Element region listings
● ● ● ● ●
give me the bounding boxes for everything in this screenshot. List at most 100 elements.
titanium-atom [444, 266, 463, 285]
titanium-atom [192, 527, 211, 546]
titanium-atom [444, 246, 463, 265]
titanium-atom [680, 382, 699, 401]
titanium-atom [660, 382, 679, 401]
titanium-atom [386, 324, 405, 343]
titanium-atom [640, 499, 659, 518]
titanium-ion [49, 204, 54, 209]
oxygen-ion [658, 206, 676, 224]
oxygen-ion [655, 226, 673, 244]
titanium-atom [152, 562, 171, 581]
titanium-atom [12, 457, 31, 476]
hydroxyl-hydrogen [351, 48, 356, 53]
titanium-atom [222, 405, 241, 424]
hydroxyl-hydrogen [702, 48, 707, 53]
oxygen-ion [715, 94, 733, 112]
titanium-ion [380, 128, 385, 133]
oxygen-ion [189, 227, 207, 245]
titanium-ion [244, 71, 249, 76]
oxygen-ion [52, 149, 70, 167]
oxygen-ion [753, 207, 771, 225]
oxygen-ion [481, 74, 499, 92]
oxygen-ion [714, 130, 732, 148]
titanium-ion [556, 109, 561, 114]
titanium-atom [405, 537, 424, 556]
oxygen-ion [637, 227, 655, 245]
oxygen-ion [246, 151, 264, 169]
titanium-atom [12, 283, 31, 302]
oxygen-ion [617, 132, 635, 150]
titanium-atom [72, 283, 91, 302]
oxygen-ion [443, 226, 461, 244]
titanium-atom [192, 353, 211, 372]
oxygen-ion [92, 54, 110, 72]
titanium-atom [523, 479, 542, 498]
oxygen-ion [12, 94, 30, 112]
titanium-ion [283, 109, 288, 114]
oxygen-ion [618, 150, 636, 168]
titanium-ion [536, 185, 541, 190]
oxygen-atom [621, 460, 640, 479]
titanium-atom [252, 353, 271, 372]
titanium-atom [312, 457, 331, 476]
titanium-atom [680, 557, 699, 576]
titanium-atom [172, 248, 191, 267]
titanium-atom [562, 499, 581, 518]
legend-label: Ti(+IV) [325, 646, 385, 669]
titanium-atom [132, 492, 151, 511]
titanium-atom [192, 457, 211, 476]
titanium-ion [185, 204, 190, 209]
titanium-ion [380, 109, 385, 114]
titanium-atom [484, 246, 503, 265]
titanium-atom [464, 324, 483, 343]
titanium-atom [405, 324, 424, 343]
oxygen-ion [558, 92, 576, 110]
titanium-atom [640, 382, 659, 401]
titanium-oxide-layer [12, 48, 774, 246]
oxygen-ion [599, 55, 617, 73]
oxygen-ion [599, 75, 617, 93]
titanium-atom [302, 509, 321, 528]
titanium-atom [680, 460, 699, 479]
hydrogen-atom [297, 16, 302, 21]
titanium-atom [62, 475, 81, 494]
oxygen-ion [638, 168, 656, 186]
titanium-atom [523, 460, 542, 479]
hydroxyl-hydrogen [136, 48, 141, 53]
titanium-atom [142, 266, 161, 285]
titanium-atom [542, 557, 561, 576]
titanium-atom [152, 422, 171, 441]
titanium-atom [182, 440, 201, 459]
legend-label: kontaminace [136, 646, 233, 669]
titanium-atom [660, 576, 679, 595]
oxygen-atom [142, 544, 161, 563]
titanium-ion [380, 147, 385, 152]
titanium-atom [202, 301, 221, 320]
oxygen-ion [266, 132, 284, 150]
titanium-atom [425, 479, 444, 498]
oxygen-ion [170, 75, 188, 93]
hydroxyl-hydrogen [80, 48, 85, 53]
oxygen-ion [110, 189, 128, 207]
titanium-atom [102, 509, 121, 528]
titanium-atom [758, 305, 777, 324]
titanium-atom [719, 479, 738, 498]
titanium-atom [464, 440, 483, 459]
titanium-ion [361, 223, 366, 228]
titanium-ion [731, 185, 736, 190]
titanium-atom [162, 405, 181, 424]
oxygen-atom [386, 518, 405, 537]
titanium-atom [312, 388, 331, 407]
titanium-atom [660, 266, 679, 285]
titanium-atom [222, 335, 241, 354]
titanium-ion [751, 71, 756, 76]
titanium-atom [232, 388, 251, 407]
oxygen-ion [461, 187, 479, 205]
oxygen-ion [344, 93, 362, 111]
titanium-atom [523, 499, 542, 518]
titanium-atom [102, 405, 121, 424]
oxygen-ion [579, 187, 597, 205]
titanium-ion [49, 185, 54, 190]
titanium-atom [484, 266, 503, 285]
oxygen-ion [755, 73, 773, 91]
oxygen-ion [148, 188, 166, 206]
● ● ● ● ●
Copy the lines above, from the first one through the line holding "oxygen-ion [617, 132, 635, 150]", inclusive.

give me the bounding boxes for everything in this screenshot. List at most 100 elements.
titanium-atom [444, 266, 463, 285]
titanium-atom [192, 527, 211, 546]
titanium-atom [444, 246, 463, 265]
titanium-atom [680, 382, 699, 401]
titanium-atom [660, 382, 679, 401]
titanium-atom [386, 324, 405, 343]
titanium-atom [640, 499, 659, 518]
titanium-ion [49, 204, 54, 209]
oxygen-ion [658, 206, 676, 224]
oxygen-ion [655, 226, 673, 244]
titanium-atom [152, 562, 171, 581]
titanium-atom [12, 457, 31, 476]
hydroxyl-hydrogen [351, 48, 356, 53]
titanium-atom [222, 405, 241, 424]
hydroxyl-hydrogen [702, 48, 707, 53]
oxygen-ion [715, 94, 733, 112]
titanium-ion [380, 128, 385, 133]
oxygen-ion [189, 227, 207, 245]
titanium-ion [244, 71, 249, 76]
oxygen-ion [52, 149, 70, 167]
oxygen-ion [753, 207, 771, 225]
oxygen-ion [481, 74, 499, 92]
oxygen-ion [714, 130, 732, 148]
titanium-ion [556, 109, 561, 114]
titanium-atom [405, 537, 424, 556]
oxygen-ion [637, 227, 655, 245]
oxygen-ion [246, 151, 264, 169]
titanium-atom [12, 283, 31, 302]
oxygen-ion [617, 132, 635, 150]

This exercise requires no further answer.